### [Problem requirements]
Write out all of the entries exactly, please.

----------

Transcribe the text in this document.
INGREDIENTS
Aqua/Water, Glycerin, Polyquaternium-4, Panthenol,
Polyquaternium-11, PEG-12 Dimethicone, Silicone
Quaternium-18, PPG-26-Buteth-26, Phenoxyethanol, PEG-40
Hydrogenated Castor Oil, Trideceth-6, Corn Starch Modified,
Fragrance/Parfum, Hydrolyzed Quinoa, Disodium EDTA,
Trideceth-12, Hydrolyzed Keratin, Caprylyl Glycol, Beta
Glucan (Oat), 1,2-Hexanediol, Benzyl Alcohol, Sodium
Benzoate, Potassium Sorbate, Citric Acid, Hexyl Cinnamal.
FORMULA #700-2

----------

### [Solution to this problem]
Transcribe the text in this document.
INGREDIENTS
Aqua/Water, Glycerin, Polyquaternium-4, Panthenol,
Polyquaternium-11, PEG-12 Dimethicone, Silicone
Quaternium-18, PPG-26-Buteth-26, Phenoxyethanol, PEG-40
Hydrogenated Castor Oil, Trideceth-6, Corn Starch Modified,
Fragrance/Parfum, Hydrolyzed Quinoa, Disodium EDTA,
Trideceth-12, Hydrolyzed Keratin, Caprylyl Glycol, Beta
Glucan (Oat), 1,2-Hexanediol, Benzyl Alcohol, Sodium
Benzoate, Potassium Sorbate, Citric Acid, Hexyl Cinnamal.
FORMULA #700-2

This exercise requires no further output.